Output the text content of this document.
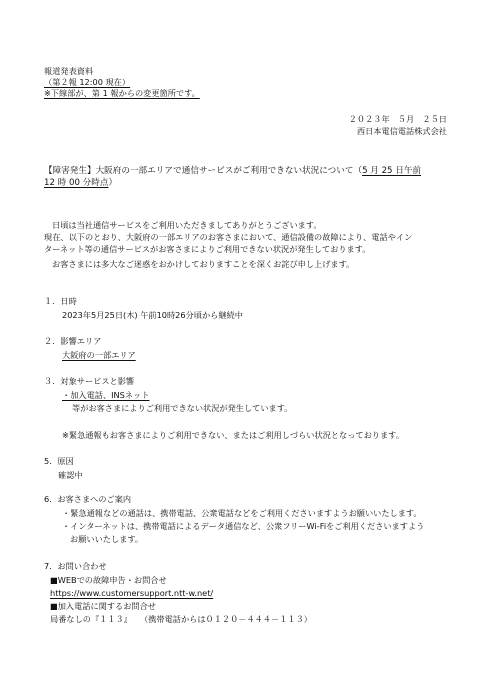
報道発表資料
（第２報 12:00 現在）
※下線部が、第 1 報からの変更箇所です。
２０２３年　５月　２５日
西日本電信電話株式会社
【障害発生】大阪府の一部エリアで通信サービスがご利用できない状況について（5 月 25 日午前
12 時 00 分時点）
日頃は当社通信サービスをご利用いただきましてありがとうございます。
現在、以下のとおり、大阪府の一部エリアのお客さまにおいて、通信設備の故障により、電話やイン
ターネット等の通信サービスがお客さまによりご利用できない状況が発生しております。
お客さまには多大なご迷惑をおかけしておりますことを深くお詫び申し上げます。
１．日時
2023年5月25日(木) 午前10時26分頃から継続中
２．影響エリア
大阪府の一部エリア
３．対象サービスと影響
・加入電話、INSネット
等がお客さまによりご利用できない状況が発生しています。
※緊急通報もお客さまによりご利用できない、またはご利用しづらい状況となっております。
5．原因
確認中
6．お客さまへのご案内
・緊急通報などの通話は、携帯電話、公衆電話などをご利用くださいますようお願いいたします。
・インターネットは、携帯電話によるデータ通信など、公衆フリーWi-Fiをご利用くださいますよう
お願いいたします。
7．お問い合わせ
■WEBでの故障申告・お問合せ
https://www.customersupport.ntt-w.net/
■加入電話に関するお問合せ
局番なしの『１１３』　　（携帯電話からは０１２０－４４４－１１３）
= = = = = = =
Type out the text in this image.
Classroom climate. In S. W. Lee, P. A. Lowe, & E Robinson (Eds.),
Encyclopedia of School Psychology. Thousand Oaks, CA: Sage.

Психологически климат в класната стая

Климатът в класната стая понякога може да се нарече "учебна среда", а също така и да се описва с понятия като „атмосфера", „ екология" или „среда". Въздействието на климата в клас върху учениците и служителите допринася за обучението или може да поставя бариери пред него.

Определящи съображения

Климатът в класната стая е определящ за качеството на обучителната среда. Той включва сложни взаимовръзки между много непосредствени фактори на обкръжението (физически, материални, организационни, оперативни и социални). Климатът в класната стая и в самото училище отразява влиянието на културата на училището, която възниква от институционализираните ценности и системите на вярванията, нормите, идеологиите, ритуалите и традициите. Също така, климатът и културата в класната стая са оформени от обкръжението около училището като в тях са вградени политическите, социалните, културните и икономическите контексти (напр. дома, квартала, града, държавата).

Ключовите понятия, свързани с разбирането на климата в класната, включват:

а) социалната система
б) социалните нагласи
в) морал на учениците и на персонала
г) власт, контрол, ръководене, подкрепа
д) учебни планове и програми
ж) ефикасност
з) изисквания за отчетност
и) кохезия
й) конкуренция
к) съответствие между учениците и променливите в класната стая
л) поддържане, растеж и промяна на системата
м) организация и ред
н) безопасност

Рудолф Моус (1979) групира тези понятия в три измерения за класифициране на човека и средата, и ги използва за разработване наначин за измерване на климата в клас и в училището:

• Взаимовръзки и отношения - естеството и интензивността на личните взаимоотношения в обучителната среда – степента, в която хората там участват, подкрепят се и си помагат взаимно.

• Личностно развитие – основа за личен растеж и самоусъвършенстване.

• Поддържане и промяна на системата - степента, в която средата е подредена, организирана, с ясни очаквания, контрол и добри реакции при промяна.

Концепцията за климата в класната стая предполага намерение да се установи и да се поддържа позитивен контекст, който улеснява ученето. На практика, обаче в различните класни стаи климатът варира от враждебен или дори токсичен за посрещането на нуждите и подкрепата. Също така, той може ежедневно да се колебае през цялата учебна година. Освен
= = = = = = =
STATED TASK: Go through the listing above and report how many of its lines contain the word "text", with only the number as output.

RESULT BELOW: 2